# EXERCISE:
Set the listing down again exactly, please, apart from its pictures.

# DATA ROWS:

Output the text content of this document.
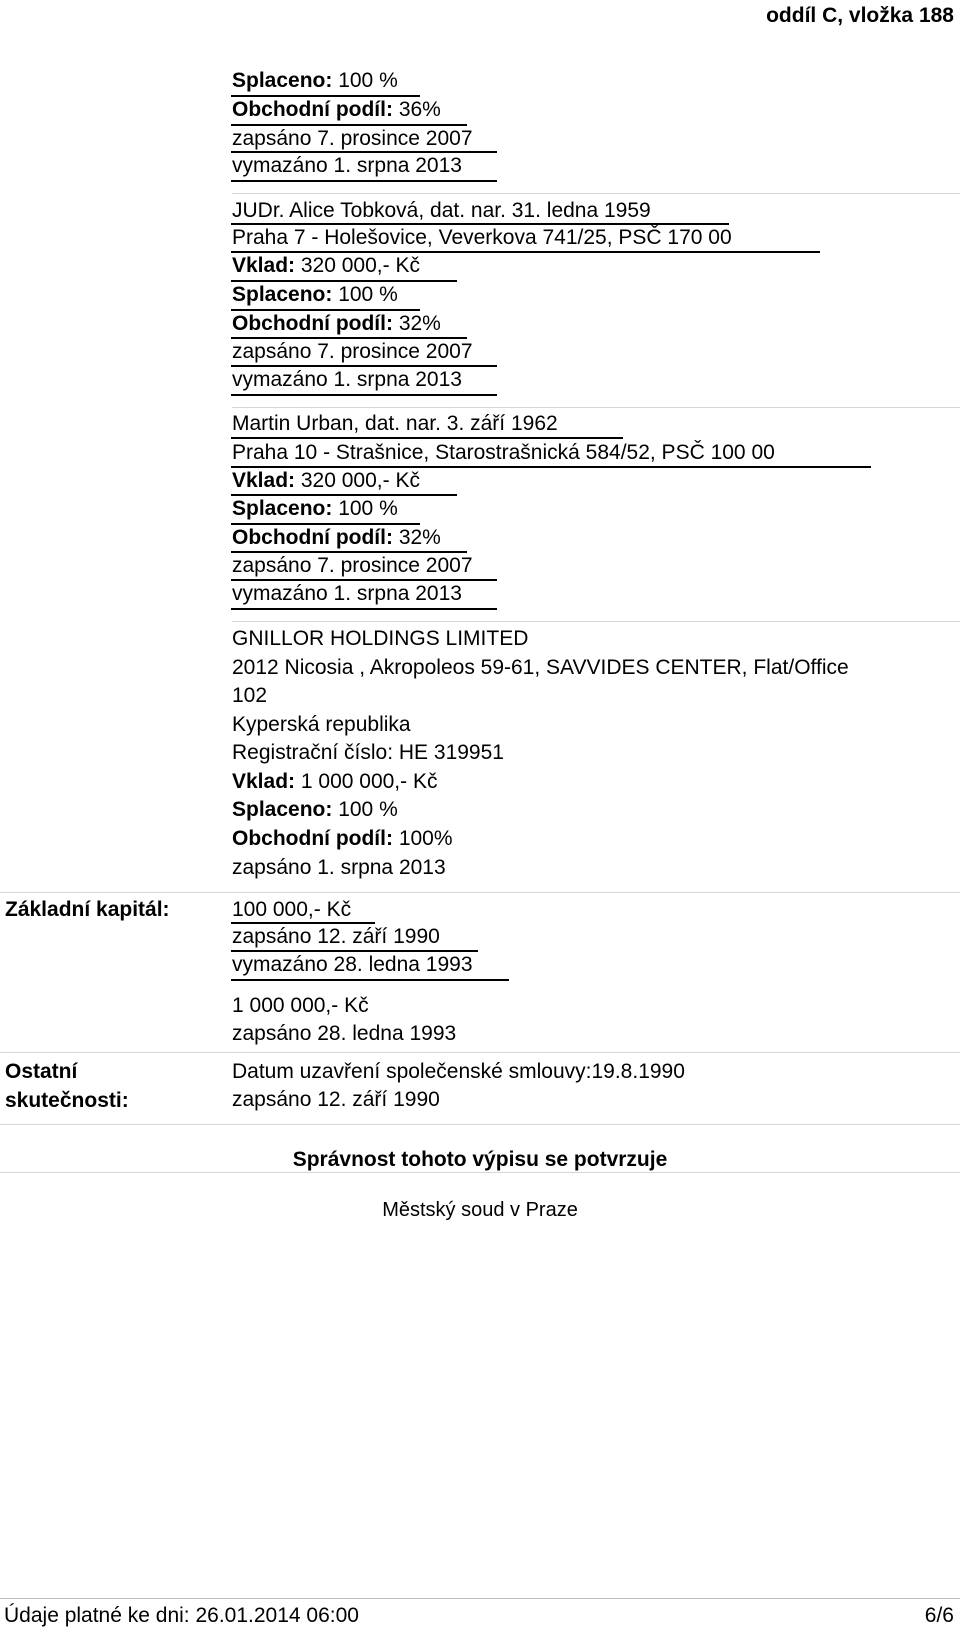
oddíl C, vložka 188
Splaceno: 100 %
Obchodní podíl: 36%
zapsáno 7. prosince 2007
vymazáno 1. srpna 2013
JUDr. Alice Tobková, dat. nar. 31. ledna 1959
Praha 7 - Holešovice, Veverkova 741/25, PSČ 170 00
Vklad: 320 000,- Kč
Splaceno: 100 %
Obchodní podíl: 32%
zapsáno 7. prosince 2007
vymazáno 1. srpna 2013
Martin Urban, dat. nar. 3. září 1962
Praha 10 - Strašnice, Starostrašnická 584/52, PSČ 100 00
Vklad: 320 000,- Kč
Splaceno: 100 %
Obchodní podíl: 32%
zapsáno 7. prosince 2007
vymazáno 1. srpna 2013
GNILLOR HOLDINGS LIMITED
2012 Nicosia , Akropoleos 59-61, SAVVIDES CENTER, Flat/Office
102
Kyperská republika
Registrační číslo: HE 319951
Vklad: 1 000 000,- Kč
Splaceno: 100 %
Obchodní podíl: 100%
zapsáno 1. srpna 2013
Základní kapitál:	100 000,- Kč
zapsáno 12. září 1990
vymazáno 28. ledna 1993
1 000 000,- Kč
zapsáno 28. ledna 1993
Ostatní
skutečnosti:
Datum uzavření společenské smlouvy:19.8.1990
zapsáno 12. září 1990
Správnost tohoto výpisu se potvrzuje
Městský soud v Praze
Údaje platné ke dni: 26.01.2014 06:00	6/6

# RESULT:
Output the text content of this document.
oddíl C, vložka 188
Splaceno: 100 %
Obchodní podíl: 36%
zapsáno 7. prosince 2007
vymazáno 1. srpna 2013
JUDr. Alice Tobková, dat. nar. 31. ledna 1959
Praha 7 - Holešovice, Veverkova 741/25, PSČ 170 00
Vklad: 320 000,- Kč
Splaceno: 100 %
Obchodní podíl: 32%
zapsáno 7. prosince 2007
vymazáno 1. srpna 2013
Martin Urban, dat. nar. 3. září 1962
Praha 10 - Strašnice, Starostrašnická 584/52, PSČ 100 00
Vklad: 320 000,- Kč
Splaceno: 100 %
Obchodní podíl: 32%
zapsáno 7. prosince 2007
vymazáno 1. srpna 2013
GNILLOR HOLDINGS LIMITED
2012 Nicosia , Akropoleos 59-61, SAVVIDES CENTER, Flat/Office
102
Kyperská republika
Registrační číslo: HE 319951
Vklad: 1 000 000,- Kč
Splaceno: 100 %
Obchodní podíl: 100%
zapsáno 1. srpna 2013
Základní kapitál:	100 000,- Kč
zapsáno 12. září 1990
vymazáno 28. ledna 1993
1 000 000,- Kč
zapsáno 28. ledna 1993
Ostatní
skutečnosti:
Datum uzavření společenské smlouvy:19.8.1990
zapsáno 12. září 1990
Správnost tohoto výpisu se potvrzuje
Městský soud v Praze
Údaje platné ke dni: 26.01.2014 06:00	6/6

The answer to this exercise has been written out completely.